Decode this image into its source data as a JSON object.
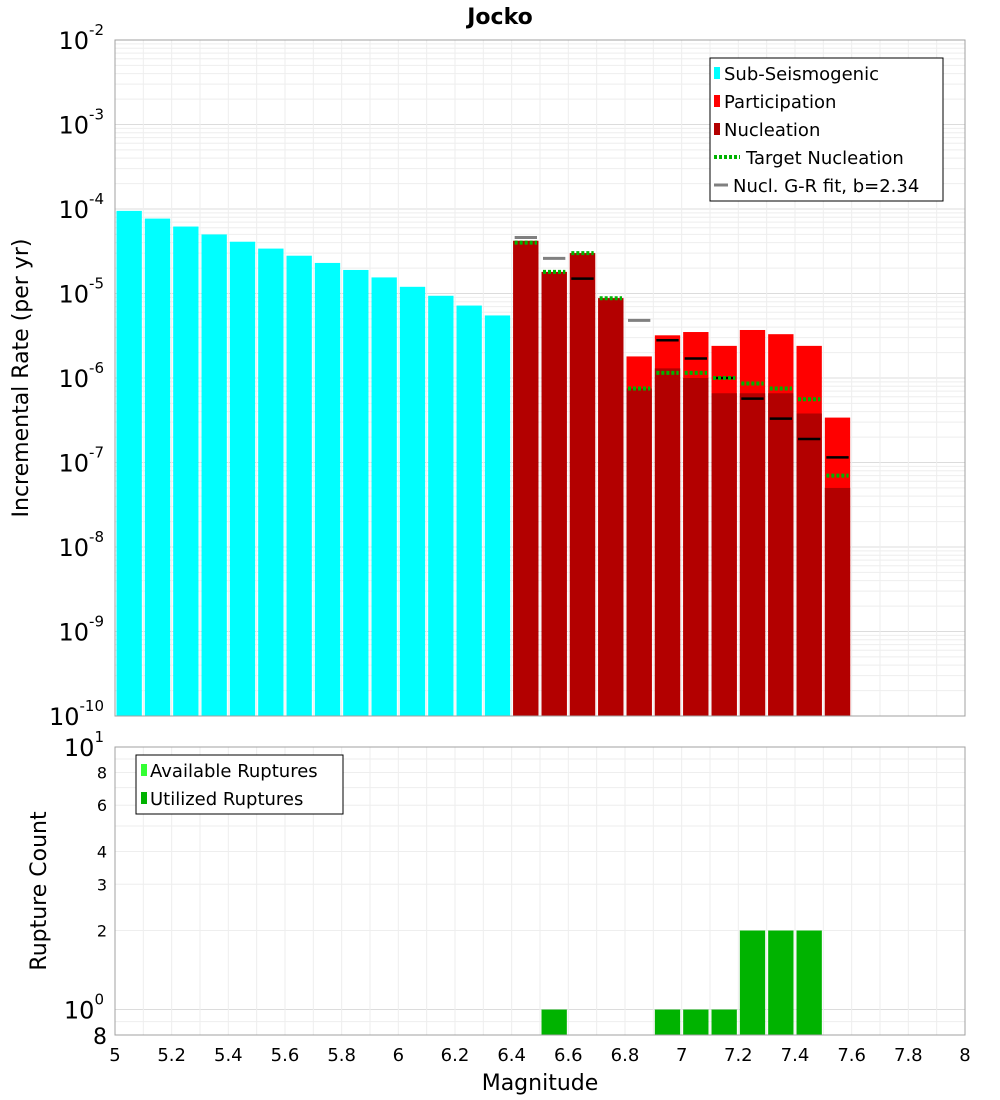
{
  "chart_data": [
    {
      "type": "bar",
      "title": "Jocko",
      "ylabel": "Incremental Rate (per yr)",
      "xlim": [
        5,
        8
      ],
      "ylim": [
        1e-10,
        0.01
      ],
      "yscale": "log",
      "grid": true,
      "legend_placement": "top-right",
      "y_tick_exponents": [
        "-2",
        "-3",
        "-4",
        "-5",
        "-6",
        "-7",
        "-8",
        "-9",
        "-10"
      ],
      "y_tick_base": "10",
      "legend": [
        {
          "label": "Sub-Seismogenic",
          "kind": "bar",
          "color": "#00ffff"
        },
        {
          "label": "Participation",
          "kind": "bar",
          "color": "#ff0000"
        },
        {
          "label": "Nucleation",
          "kind": "bar",
          "color": "#b30000"
        },
        {
          "label": "Target Nucleation",
          "kind": "dotted",
          "color": "#00b300"
        },
        {
          "label": "Nucl. G-R fit, b=2.34",
          "kind": "line",
          "color": "#808080"
        }
      ],
      "series": [
        {
          "name": "Sub-Seismogenic",
          "color": "#00ffff",
          "x": [
            5.05,
            5.15,
            5.25,
            5.35,
            5.45,
            5.55,
            5.65,
            5.75,
            5.85,
            5.95,
            6.05,
            6.15,
            6.25,
            6.35
          ],
          "values": [
            9.5e-05,
            7.7e-05,
            6.2e-05,
            5e-05,
            4.1e-05,
            3.4e-05,
            2.8e-05,
            2.3e-05,
            1.9e-05,
            1.55e-05,
            1.2e-05,
            9.4e-06,
            7.2e-06,
            5.5e-06
          ]
        },
        {
          "name": "Participation",
          "color": "#ff0000",
          "x": [
            6.45,
            6.55,
            6.65,
            6.75,
            6.85,
            6.95,
            7.05,
            7.15,
            7.25,
            7.35,
            7.45,
            7.55
          ],
          "values": [
            4.2e-05,
            1.8e-05,
            3e-05,
            8.8e-06,
            1.8e-06,
            3.2e-06,
            3.5e-06,
            2.4e-06,
            3.7e-06,
            3.3e-06,
            2.4e-06,
            3.4e-07
          ]
        },
        {
          "name": "Nucleation",
          "color": "#b30000",
          "x": [
            6.45,
            6.55,
            6.65,
            6.75,
            6.85,
            6.95,
            7.05,
            7.15,
            7.25,
            7.35,
            7.45,
            7.55
          ],
          "values": [
            4.2e-05,
            1.8e-05,
            3e-05,
            8.8e-06,
            7.5e-07,
            1.3e-06,
            1e-06,
            6.6e-07,
            6.6e-07,
            6.6e-07,
            3.8e-07,
            5e-08
          ]
        },
        {
          "name": "Target Nucleation",
          "color": "#00b300",
          "x": [
            6.45,
            6.55,
            6.65,
            6.75,
            6.85,
            6.95,
            7.05,
            7.15,
            7.25,
            7.35,
            7.45,
            7.55
          ],
          "values": [
            4e-05,
            1.8e-05,
            3e-05,
            8.8e-06,
            7.5e-07,
            1.15e-06,
            1.15e-06,
            1e-06,
            8.6e-07,
            7.5e-07,
            5.6e-07,
            7e-08
          ]
        },
        {
          "name": "Nucl. G-R fit, b=2.34",
          "color": "#808080",
          "x": [
            6.45,
            6.55,
            6.85
          ],
          "values": [
            4.6e-05,
            2.6e-05,
            4.8e-06
          ]
        },
        {
          "name": "Black markers",
          "color": "#000000",
          "x": [
            6.65,
            6.95,
            7.05,
            7.15,
            7.25,
            7.35,
            7.45,
            7.55
          ],
          "values": [
            1.5e-05,
            2.8e-06,
            1.7e-06,
            1e-06,
            5.7e-07,
            3.3e-07,
            1.9e-07,
            1.15e-07
          ]
        }
      ]
    },
    {
      "type": "bar",
      "xlabel": "Magnitude",
      "ylabel": "Rupture Count",
      "xlim": [
        5,
        8
      ],
      "ylim": [
        0.8,
        10
      ],
      "yscale": "log",
      "grid": true,
      "legend_placement": "top-left",
      "x_ticks": [
        "5",
        "5.2",
        "5.4",
        "5.6",
        "5.8",
        "6",
        "6.2",
        "6.4",
        "6.6",
        "6.8",
        "7",
        "7.2",
        "7.4",
        "7.6",
        "7.8",
        "8"
      ],
      "y_tick_labels": [
        {
          "value": 8,
          "label": "8"
        },
        {
          "value": 6,
          "label": "6"
        },
        {
          "value": 4,
          "label": "4"
        },
        {
          "value": 3,
          "label": "3"
        },
        {
          "value": 2,
          "label": "2"
        }
      ],
      "y_decade_labels": [
        {
          "value": 10,
          "base": "10",
          "exp": "1"
        },
        {
          "value": 1,
          "base": "10",
          "exp": "0"
        }
      ],
      "y_bottom_label": "8",
      "legend": [
        {
          "label": "Available Ruptures",
          "color": "#33ff33"
        },
        {
          "label": "Utilized Ruptures",
          "color": "#00b300"
        }
      ],
      "series": [
        {
          "name": "Utilized Ruptures",
          "color": "#00b300",
          "x": [
            6.55,
            6.95,
            7.05,
            7.15,
            7.25,
            7.35,
            7.45
          ],
          "values": [
            1,
            1,
            1,
            1,
            2,
            2,
            2
          ]
        }
      ]
    }
  ]
}
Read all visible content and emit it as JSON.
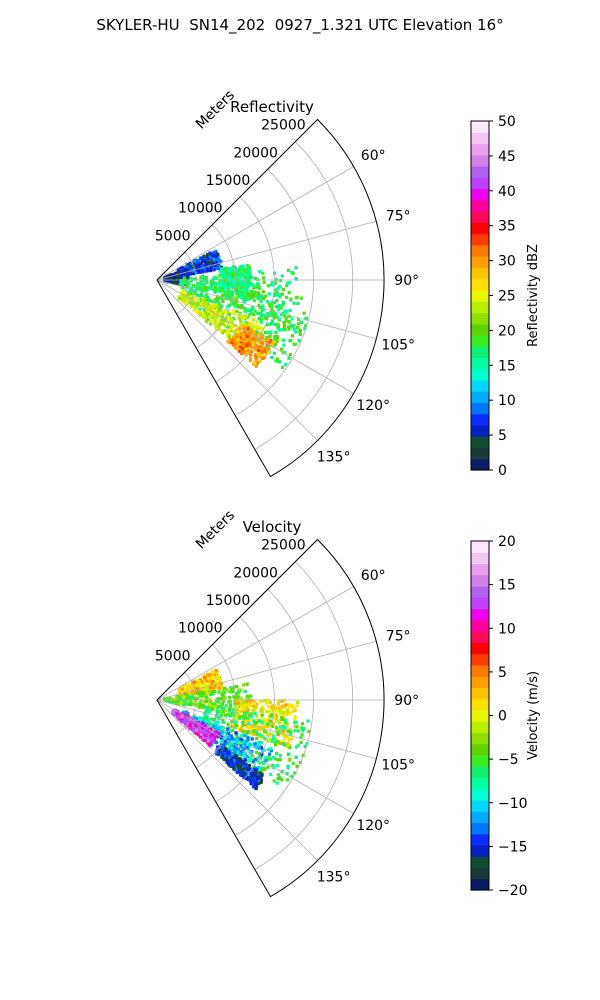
{
  "figure": {
    "title": "SKYLER-HU  SN14_202  0927_1.321 UTC Elevation 16°"
  },
  "chart_data": [
    {
      "type": "heatmap",
      "projection": "polar-sector",
      "title": "Reflectivity",
      "radial_label": "Meters",
      "radial_ticks": [
        "5000",
        "10000",
        "15000",
        "20000",
        "25000"
      ],
      "radial_tick_values": [
        5000,
        10000,
        15000,
        20000,
        25000
      ],
      "r_max": 29000,
      "azimuth_range_deg": [
        45,
        150
      ],
      "azimuth_ticks": [
        "60°",
        "75°",
        "90°",
        "105°",
        "120°",
        "135°"
      ],
      "azimuth_tick_values": [
        60,
        75,
        90,
        105,
        120,
        135
      ],
      "grid": true,
      "colorbar": {
        "label": "Reflectivity dBZ",
        "range": [
          0,
          50
        ],
        "ticks": [
          "0",
          "5",
          "10",
          "15",
          "20",
          "25",
          "30",
          "35",
          "40",
          "45",
          "50"
        ],
        "colors": [
          "#0d1a66",
          "#1b3a3a",
          "#124d33",
          "#0a22c2",
          "#0a2cff",
          "#0077ff",
          "#00aaff",
          "#00d8ff",
          "#00ffd0",
          "#00ffa0",
          "#10f070",
          "#38ee20",
          "#5fd400",
          "#8ee000",
          "#b8f000",
          "#e6f600",
          "#ffe000",
          "#ffc400",
          "#ffa000",
          "#ff7a00",
          "#ff3c00",
          "#ff0000",
          "#ff0a5a",
          "#ff00a0",
          "#f000f0",
          "#c040ff",
          "#b060f0",
          "#d080e8",
          "#e8a0ec",
          "#f4c8f4",
          "#fbe6fb"
        ]
      },
      "echo_regions": [
        {
          "az": [
            63,
            80
          ],
          "range_m": [
            3000,
            8500
          ],
          "value": 7
        },
        {
          "az": [
            70,
            100
          ],
          "range_m": [
            1000,
            4000
          ],
          "value": 4
        },
        {
          "az": [
            80,
            100
          ],
          "range_m": [
            8000,
            12000
          ],
          "value": 16
        },
        {
          "az": [
            85,
            112
          ],
          "range_m": [
            3000,
            18000
          ],
          "value": 17
        },
        {
          "az": [
            97,
            125
          ],
          "range_m": [
            6000,
            20000
          ],
          "value": 18
        },
        {
          "az": [
            112,
            130
          ],
          "range_m": [
            3500,
            15000
          ],
          "value": 24
        },
        {
          "az": [
            118,
            131
          ],
          "range_m": [
            12000,
            17000
          ],
          "value": 30
        }
      ]
    },
    {
      "type": "heatmap",
      "projection": "polar-sector",
      "title": "Velocity",
      "radial_label": "Meters",
      "radial_ticks": [
        "5000",
        "10000",
        "15000",
        "20000",
        "25000"
      ],
      "radial_tick_values": [
        5000,
        10000,
        15000,
        20000,
        25000
      ],
      "r_max": 29000,
      "azimuth_range_deg": [
        45,
        150
      ],
      "azimuth_ticks": [
        "60°",
        "75°",
        "90°",
        "105°",
        "120°",
        "135°"
      ],
      "azimuth_tick_values": [
        60,
        75,
        90,
        105,
        120,
        135
      ],
      "grid": true,
      "colorbar": {
        "label": "Velocity (m/s)",
        "range": [
          -20,
          20
        ],
        "ticks": [
          "−20",
          "−15",
          "−10",
          "−5",
          "0",
          "5",
          "10",
          "15",
          "20"
        ],
        "colors": [
          "#0d1a66",
          "#1b3a3a",
          "#124d33",
          "#0a22c2",
          "#0a2cff",
          "#0077ff",
          "#00aaff",
          "#00d8ff",
          "#00ffd0",
          "#00ffa0",
          "#10f070",
          "#38ee20",
          "#5fd400",
          "#8ee000",
          "#b8f000",
          "#e6f600",
          "#ffe000",
          "#ffc400",
          "#ffa000",
          "#ff7a00",
          "#ff3c00",
          "#ff0000",
          "#ff0a5a",
          "#ff00a0",
          "#f000f0",
          "#c040ff",
          "#b060f0",
          "#d080e8",
          "#e8a0ec",
          "#f4c8f4",
          "#fbe6fb"
        ]
      },
      "echo_regions": [
        {
          "az": [
            63,
            80
          ],
          "range_m": [
            3000,
            8500
          ],
          "value": 2
        },
        {
          "az": [
            80,
            100
          ],
          "range_m": [
            1000,
            12000
          ],
          "value": -4
        },
        {
          "az": [
            90,
            110
          ],
          "range_m": [
            10000,
            18000
          ],
          "value": 1
        },
        {
          "az": [
            97,
            125
          ],
          "range_m": [
            6000,
            20000
          ],
          "value": -6
        },
        {
          "az": [
            112,
            130
          ],
          "range_m": [
            3500,
            16000
          ],
          "value": -11
        },
        {
          "az": [
            118,
            131
          ],
          "range_m": [
            2500,
            9000
          ],
          "value": 13
        },
        {
          "az": [
            125,
            132
          ],
          "range_m": [
            10000,
            17000
          ],
          "value": -15
        }
      ]
    }
  ]
}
________________________
→ **Task prompt**
Return solely the number of lines in the data that include the word "ylabel".

→ **The output**
2